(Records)
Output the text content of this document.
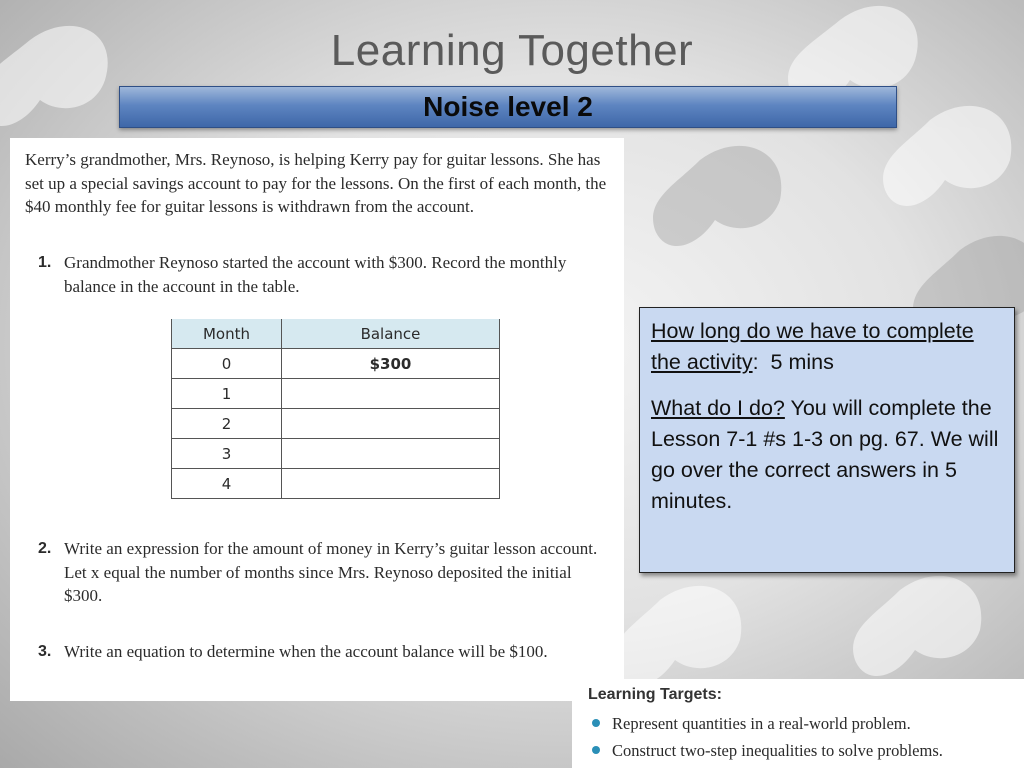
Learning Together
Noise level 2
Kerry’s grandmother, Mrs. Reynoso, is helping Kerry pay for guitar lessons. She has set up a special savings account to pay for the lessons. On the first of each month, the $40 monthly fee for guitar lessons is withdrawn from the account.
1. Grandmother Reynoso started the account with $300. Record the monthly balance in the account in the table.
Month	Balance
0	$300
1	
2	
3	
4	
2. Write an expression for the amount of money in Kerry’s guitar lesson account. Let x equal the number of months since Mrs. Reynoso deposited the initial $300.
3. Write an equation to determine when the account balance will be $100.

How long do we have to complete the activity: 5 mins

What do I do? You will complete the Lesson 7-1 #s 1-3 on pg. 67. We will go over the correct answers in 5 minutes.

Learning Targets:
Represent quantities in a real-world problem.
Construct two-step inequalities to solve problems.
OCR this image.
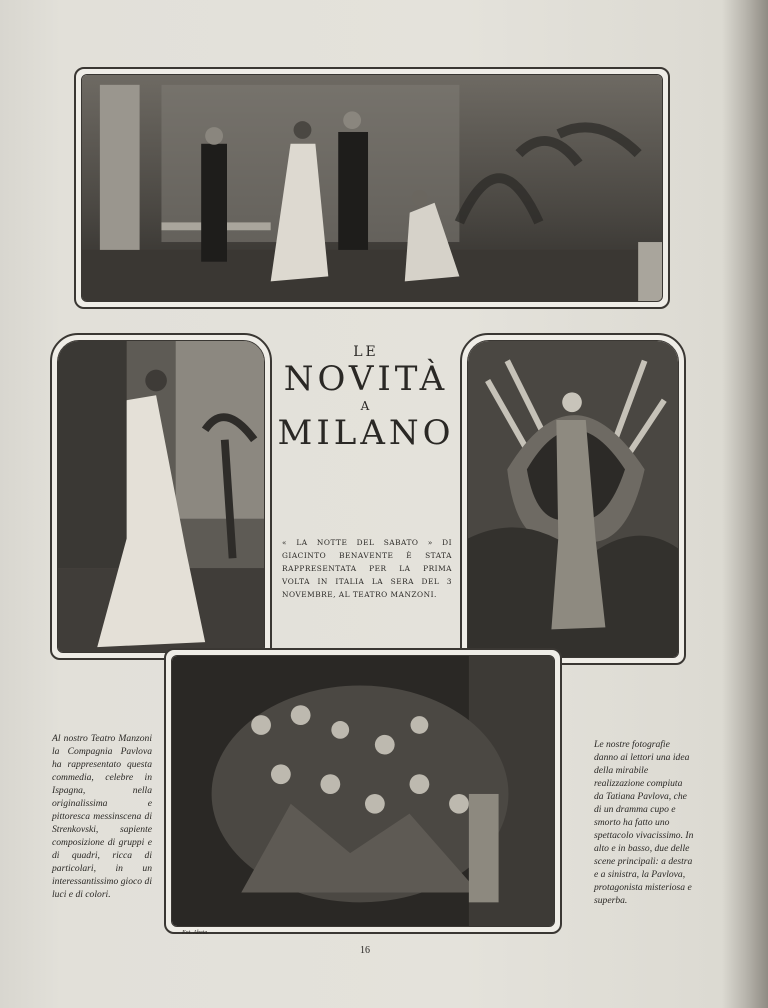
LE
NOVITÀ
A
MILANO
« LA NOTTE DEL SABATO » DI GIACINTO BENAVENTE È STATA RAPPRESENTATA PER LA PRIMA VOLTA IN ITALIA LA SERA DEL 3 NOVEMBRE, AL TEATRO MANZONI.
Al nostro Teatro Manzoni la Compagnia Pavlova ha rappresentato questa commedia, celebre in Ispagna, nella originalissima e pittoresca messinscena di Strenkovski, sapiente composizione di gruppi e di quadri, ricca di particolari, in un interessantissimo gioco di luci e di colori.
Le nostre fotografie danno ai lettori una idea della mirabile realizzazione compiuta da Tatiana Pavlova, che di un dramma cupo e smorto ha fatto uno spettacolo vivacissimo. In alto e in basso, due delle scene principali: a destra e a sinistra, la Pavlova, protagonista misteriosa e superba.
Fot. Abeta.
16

▶ **The problem**: From the listing above, pick out each line where the word "Write" appears.

▶ **Answer for this exercise**:
2. Write an expression for the amount of money in Kerry’s guitar lesson account. Let x equal the number of months since Mrs. Reynoso deposited the initial $300.
3. Write an equation to determine when the account balance will be $100.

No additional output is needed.